SET PROBLEM
Write out all of the data exactly as it appears.

PROVIDED DATA
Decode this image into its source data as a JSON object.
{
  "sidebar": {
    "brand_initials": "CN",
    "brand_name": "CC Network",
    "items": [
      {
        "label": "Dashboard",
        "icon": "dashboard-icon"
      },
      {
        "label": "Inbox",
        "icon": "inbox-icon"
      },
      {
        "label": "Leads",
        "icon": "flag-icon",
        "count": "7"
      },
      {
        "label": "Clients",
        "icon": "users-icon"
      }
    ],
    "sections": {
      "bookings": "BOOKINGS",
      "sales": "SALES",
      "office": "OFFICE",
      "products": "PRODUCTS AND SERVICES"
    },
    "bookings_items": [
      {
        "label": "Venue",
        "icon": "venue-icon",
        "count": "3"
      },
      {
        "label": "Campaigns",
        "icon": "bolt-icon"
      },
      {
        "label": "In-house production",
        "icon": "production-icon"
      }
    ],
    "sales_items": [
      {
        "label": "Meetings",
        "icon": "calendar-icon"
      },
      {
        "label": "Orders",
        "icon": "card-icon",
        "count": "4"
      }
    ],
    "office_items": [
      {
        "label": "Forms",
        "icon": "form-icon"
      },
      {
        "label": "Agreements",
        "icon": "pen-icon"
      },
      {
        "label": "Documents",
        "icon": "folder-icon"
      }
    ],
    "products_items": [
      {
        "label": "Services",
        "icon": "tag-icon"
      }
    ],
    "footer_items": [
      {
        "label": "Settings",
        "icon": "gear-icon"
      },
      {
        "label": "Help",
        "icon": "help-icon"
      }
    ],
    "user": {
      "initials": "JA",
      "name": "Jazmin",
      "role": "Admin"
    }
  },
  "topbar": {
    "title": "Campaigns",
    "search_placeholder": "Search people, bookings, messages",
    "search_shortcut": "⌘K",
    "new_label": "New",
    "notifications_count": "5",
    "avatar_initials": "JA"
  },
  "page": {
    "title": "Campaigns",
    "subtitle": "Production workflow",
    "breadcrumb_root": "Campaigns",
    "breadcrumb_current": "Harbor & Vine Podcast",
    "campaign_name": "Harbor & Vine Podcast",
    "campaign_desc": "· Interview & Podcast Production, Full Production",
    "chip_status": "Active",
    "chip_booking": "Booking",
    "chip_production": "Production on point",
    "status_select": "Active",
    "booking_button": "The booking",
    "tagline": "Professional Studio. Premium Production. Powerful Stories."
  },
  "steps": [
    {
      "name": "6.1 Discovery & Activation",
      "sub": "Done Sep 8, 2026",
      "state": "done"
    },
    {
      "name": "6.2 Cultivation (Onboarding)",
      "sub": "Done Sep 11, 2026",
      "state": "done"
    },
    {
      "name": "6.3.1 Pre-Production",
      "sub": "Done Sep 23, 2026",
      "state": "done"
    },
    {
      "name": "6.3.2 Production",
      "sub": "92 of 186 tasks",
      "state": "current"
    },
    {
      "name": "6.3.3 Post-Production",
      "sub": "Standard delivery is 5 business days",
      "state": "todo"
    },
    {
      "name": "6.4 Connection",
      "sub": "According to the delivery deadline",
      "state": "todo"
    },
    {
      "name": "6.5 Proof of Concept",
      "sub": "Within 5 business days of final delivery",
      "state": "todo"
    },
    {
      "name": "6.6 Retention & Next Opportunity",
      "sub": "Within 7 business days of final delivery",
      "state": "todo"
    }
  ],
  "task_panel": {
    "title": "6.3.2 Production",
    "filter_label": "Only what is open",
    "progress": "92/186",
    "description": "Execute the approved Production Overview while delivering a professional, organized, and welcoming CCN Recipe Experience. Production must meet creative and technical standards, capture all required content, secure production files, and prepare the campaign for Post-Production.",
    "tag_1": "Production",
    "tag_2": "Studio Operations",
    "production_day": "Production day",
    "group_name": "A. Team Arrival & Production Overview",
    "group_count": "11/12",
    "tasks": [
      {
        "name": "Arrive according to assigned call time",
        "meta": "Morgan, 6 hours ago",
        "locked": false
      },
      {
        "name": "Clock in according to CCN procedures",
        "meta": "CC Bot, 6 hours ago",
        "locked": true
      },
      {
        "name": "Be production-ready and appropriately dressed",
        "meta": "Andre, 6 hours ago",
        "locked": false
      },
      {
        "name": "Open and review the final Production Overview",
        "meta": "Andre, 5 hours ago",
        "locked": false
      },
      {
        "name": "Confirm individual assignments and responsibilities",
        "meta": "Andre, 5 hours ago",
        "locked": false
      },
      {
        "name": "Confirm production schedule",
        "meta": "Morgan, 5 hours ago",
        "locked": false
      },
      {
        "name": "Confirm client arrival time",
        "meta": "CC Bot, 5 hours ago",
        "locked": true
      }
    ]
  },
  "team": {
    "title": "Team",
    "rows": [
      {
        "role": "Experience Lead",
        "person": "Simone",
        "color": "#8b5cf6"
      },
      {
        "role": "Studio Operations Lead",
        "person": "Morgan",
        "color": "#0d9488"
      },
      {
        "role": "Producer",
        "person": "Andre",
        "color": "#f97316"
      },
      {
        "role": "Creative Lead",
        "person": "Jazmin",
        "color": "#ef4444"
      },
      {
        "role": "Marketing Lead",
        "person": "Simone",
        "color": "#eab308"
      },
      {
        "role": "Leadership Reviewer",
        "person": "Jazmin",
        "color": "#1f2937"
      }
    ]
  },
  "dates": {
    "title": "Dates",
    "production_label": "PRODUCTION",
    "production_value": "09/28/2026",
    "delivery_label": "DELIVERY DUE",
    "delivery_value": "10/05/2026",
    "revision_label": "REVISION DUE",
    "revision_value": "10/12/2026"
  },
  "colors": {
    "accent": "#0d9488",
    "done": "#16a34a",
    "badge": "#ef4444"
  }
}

ANSWER TO THE PROBLEM
Decode this image into its source data as a JSON object.
{
  "sidebar": {
    "brand_initials": "CN",
    "brand_name": "CC Network",
    "items": [
      {
        "label": "Dashboard",
        "icon": "dashboard-icon"
      },
      {
        "label": "Inbox",
        "icon": "inbox-icon"
      },
      {
        "label": "Leads",
        "icon": "flag-icon",
        "count": "7"
      },
      {
        "label": "Clients",
        "icon": "users-icon"
      }
    ],
    "sections": {
      "bookings": "BOOKINGS",
      "sales": "SALES",
      "office": "OFFICE",
      "products": "PRODUCTS AND SERVICES"
    },
    "bookings_items": [
      {
        "label": "Venue",
        "icon": "venue-icon",
        "count": "3"
      },
      {
        "label": "Campaigns",
        "icon": "bolt-icon"
      },
      {
        "label": "In-house production",
        "icon": "production-icon"
      }
    ],
    "sales_items": [
      {
        "label": "Meetings",
        "icon": "calendar-icon"
      },
      {
        "label": "Orders",
        "icon": "card-icon",
        "count": "4"
      }
    ],
    "office_items": [
      {
        "label": "Forms",
        "icon": "form-icon"
      },
      {
        "label": "Agreements",
        "icon": "pen-icon"
      },
      {
        "label": "Documents",
        "icon": "folder-icon"
      }
    ],
    "products_items": [
      {
        "label": "Services",
        "icon": "tag-icon"
      }
    ],
    "footer_items": [
      {
        "label": "Settings",
        "icon": "gear-icon"
      },
      {
        "label": "Help",
        "icon": "help-icon"
      }
    ],
    "user": {
      "initials": "JA",
      "name": "Jazmin",
      "role": "Admin"
    }
  },
  "topbar": {
    "title": "Campaigns",
    "search_placeholder": "Search people, bookings, messages",
    "search_shortcut": "⌘K",
    "new_label": "New",
    "notifications_count": "5",
    "avatar_initials": "JA"
  },
  "page": {
    "title": "Campaigns",
    "subtitle": "Production workflow",
    "breadcrumb_root": "Campaigns",
    "breadcrumb_current": "Harbor & Vine Podcast",
    "campaign_name": "Harbor & Vine Podcast",
    "campaign_desc": "· Interview & Podcast Production, Full Production",
    "chip_status": "Active",
    "chip_booking": "Booking",
    "chip_production": "Production on point",
    "status_select": "Active",
    "booking_button": "The booking",
    "tagline": "Professional Studio. Premium Production. Powerful Stories."
  },
  "steps": [
    {
      "name": "6.1 Discovery & Activation",
      "sub": "Done Sep 8, 2026",
      "state": "done"
    },
    {
      "name": "6.2 Cultivation (Onboarding)",
      "sub": "Done Sep 11, 2026",
      "state": "done"
    },
    {
      "name": "6.3.1 Pre-Production",
      "sub": "Done Sep 23, 2026",
      "state": "done"
    },
    {
      "name": "6.3.2 Production",
      "sub": "92 of 186 tasks",
      "state": "current"
    },
    {
      "name": "6.3.3 Post-Production",
      "sub": "Standard delivery is 5 business days",
      "state": "todo"
    },
    {
      "name": "6.4 Connection",
      "sub": "According to the delivery deadline",
      "state": "todo"
    },
    {
      "name": "6.5 Proof of Concept",
      "sub": "Within 5 business days of final delivery",
      "state": "todo"
    },
    {
      "name": "6.6 Retention & Next Opportunity",
      "sub": "Within 7 business days of final delivery",
      "state": "todo"
    }
  ],
  "task_panel": {
    "title": "6.3.2 Production",
    "filter_label": "Only what is open",
    "progress": "92/186",
    "description": "Execute the approved Production Overview while delivering a professional, organized, and welcoming CCN Recipe Experience. Production must meet creative and technical standards, capture all required content, secure production files, and prepare the campaign for Post-Production.",
    "tag_1": "Production",
    "tag_2": "Studio Operations",
    "production_day": "Production day",
    "group_name": "A. Team Arrival & Production Overview",
    "group_count": "11/12",
    "tasks": [
      {
        "name": "Arrive according to assigned call time",
        "meta": "Morgan, 6 hours ago",
        "locked": false
      },
      {
        "name": "Clock in according to CCN procedures",
        "meta": "CC Bot, 6 hours ago",
        "locked": true
      },
      {
        "name": "Be production-ready and appropriately dressed",
        "meta": "Andre, 6 hours ago",
        "locked": false
      },
      {
        "name": "Open and review the final Production Overview",
        "meta": "Andre, 5 hours ago",
        "locked": false
      },
      {
        "name": "Confirm individual assignments and responsibilities",
        "meta": "Andre, 5 hours ago",
        "locked": false
      },
      {
        "name": "Confirm production schedule",
        "meta": "Morgan, 5 hours ago",
        "locked": false
      },
      {
        "name": "Confirm client arrival time",
        "meta": "CC Bot, 5 hours ago",
        "locked": true
      }
    ]
  },
  "team": {
    "title": "Team",
    "rows": [
      {
        "role": "Experience Lead",
        "person": "Simone",
        "color": "#8b5cf6"
      },
      {
        "role": "Studio Operations Lead",
        "person": "Morgan",
        "color": "#0d9488"
      },
      {
        "role": "Producer",
        "person": "Andre",
        "color": "#f97316"
      },
      {
        "role": "Creative Lead",
        "person": "Jazmin",
        "color": "#ef4444"
      },
      {
        "role": "Marketing Lead",
        "person": "Simone",
        "color": "#eab308"
      },
      {
        "role": "Leadership Reviewer",
        "person": "Jazmin",
        "color": "#1f2937"
      }
    ]
  },
  "dates": {
    "title": "Dates",
    "production_label": "PRODUCTION",
    "production_value": "09/28/2026",
    "delivery_label": "DELIVERY DUE",
    "delivery_value": "10/05/2026",
    "revision_label": "REVISION DUE",
    "revision_value": "10/12/2026"
  },
  "colors": {
    "accent": "#0d9488",
    "done": "#16a34a",
    "badge": "#ef4444"
  }
}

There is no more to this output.